Our children are our greatest commodities. It is our responsibility as parents, as teachers and adults to protect and nurture them so they can grow to be productive citizens.
Now more than ever, our young people are faced with obstacles that neither you nor I may have envisioned during our childhood. More of our kids are being born into poverty. More of our kids are homeless. More of our kids are experiencing failing school systems with nonchalant instructors who just want to make it to Friday every week.
With that said, as a society, we need to begin doing a better job of shielding our children from those ills that can ruin them at an early age. We must let our kids be kids, yet we must give peace of mind to parents and guardians like me who suffer from the anxiety of holding a child's life in our hands.
I'm saddened at the recent rash of incidents involving adults molesting children. It's sickening, quite frankly. Gone are the days where youth coaches could be trusted completely—those surrogate mothers- or fathers-away-from-home whom you thanked for whipping your kid into shape and for teaching them about sportsmanship and hard work—no more. In light of all these cases, we may distrust teachers whom we once revered.
Sure, not all coaches or teachers are pedophiles. In fact, the majority of them aren't. But those guilty few have made it much harder for parents like me to ever feel comfortable entrusting the safety of my kids to anyone else. Literally. It scares me to death that we can't be in several places at once. It scares me even more that at first glance you can never tell if someone aims to do harm to your kid.
What do you say to a Green Elementary student who had his trust betrayed by an adult who should have been caring for him? What if the acts were revealed to other adults, and they, too, swept them under the rug? What do the parents do? How can they continue to have faith?
What does a father do when watching a video of his child being assaulted on a school bus and sees that an adult watched from only a few feet away? What if that adult, the bus driver, felt he'd be reprimanded for "touching" a child if he tried to break up the assault? We have a problem if we can't distinguish between sexual assault and breaking up a fight.

▶ **REQUEST A**
In the essay on protecting children, reproduce the passage from "What do you" to "up a fight.".

Element placement data

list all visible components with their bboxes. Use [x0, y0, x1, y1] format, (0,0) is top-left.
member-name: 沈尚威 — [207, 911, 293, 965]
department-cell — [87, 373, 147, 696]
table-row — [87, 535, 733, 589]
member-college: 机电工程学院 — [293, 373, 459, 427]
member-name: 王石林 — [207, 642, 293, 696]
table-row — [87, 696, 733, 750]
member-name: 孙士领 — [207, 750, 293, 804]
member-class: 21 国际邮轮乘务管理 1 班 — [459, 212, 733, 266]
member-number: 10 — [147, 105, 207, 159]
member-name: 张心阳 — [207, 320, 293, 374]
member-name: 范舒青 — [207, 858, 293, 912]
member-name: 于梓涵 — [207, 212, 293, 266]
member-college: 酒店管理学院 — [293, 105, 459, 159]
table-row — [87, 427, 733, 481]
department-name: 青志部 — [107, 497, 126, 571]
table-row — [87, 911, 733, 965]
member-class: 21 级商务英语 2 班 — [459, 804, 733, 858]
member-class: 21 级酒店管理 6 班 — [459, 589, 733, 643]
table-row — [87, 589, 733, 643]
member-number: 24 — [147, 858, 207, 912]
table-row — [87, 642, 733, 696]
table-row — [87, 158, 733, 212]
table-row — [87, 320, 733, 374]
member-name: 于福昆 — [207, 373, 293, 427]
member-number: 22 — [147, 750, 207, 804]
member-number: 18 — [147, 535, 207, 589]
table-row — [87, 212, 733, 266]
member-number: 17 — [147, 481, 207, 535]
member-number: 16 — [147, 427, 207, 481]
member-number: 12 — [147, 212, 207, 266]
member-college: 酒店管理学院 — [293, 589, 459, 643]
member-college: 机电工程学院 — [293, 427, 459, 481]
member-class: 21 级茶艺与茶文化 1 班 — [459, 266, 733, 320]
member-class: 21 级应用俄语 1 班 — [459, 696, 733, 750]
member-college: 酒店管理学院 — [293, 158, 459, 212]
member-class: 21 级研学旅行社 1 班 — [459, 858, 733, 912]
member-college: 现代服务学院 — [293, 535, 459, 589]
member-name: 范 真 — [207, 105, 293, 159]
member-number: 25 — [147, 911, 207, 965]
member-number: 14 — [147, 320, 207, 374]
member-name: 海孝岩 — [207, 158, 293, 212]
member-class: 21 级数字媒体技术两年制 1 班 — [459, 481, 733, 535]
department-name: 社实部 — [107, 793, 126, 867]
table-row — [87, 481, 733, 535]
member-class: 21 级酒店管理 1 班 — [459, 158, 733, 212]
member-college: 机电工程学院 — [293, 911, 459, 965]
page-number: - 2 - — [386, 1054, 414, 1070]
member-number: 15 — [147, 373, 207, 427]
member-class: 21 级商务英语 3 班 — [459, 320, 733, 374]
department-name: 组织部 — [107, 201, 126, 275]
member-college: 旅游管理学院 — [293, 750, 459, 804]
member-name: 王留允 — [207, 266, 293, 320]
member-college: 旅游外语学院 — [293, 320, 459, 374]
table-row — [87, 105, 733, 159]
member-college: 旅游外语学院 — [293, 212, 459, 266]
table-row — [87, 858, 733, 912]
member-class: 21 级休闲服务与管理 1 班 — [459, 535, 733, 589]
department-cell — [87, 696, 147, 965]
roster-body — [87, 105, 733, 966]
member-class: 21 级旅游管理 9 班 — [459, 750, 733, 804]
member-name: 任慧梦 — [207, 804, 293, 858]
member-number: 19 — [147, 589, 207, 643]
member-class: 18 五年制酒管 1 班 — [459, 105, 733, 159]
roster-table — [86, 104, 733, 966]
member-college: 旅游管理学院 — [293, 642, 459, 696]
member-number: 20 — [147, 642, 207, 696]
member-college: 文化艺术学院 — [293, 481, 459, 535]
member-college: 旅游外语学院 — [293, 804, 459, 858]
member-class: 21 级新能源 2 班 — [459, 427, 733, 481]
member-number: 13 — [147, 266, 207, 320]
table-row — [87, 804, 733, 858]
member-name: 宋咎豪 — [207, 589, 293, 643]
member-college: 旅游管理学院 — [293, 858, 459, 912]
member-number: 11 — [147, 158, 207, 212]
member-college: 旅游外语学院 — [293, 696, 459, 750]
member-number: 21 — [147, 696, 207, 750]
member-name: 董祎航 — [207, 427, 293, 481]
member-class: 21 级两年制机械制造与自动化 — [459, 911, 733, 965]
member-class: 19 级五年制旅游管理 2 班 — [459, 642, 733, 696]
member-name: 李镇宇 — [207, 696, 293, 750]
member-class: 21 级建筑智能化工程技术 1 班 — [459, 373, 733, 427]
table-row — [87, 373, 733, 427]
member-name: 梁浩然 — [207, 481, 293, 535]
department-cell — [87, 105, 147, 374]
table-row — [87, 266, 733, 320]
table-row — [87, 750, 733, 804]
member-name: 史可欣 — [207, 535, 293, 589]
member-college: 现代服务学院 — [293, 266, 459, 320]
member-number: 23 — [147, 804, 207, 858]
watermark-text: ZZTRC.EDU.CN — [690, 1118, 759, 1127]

▶ **REQUEST B**
Give only the lines of the listing from its first line through the line containing "table-row — [87, 696, 733, 750]", renaming "table-row" to "grid-row" and changing nothing else.

▶ **EXERCISE ANSWER A**
What do you say to a Green Elementary student who had his trust betrayed by an adult who should have been caring for him? What if the acts were revealed to other adults, and they, too, swept them under the rug? What do the parents do? How can they continue to have faith?
What does a father do when watching a video of his child being assaulted on a school bus and sees that an adult watched from only a few feet away? What if that adult, the bus driver, felt he'd be reprimanded for "touching" a child if he tried to break up the assault? We have a problem if we can't distinguish between sexual assault and breaking up a fight.

▶ **EXERCISE ANSWER B**
list all visible components with their bboxes. Use [x0, y0, x1, y1] format, (0,0) is top-left.
member-name: 沈尚威 — [207, 911, 293, 965]
department-cell — [87, 373, 147, 696]
grid-row — [87, 535, 733, 589]
member-college: 机电工程学院 — [293, 373, 459, 427]
member-name: 王石林 — [207, 642, 293, 696]
grid-row — [87, 696, 733, 750]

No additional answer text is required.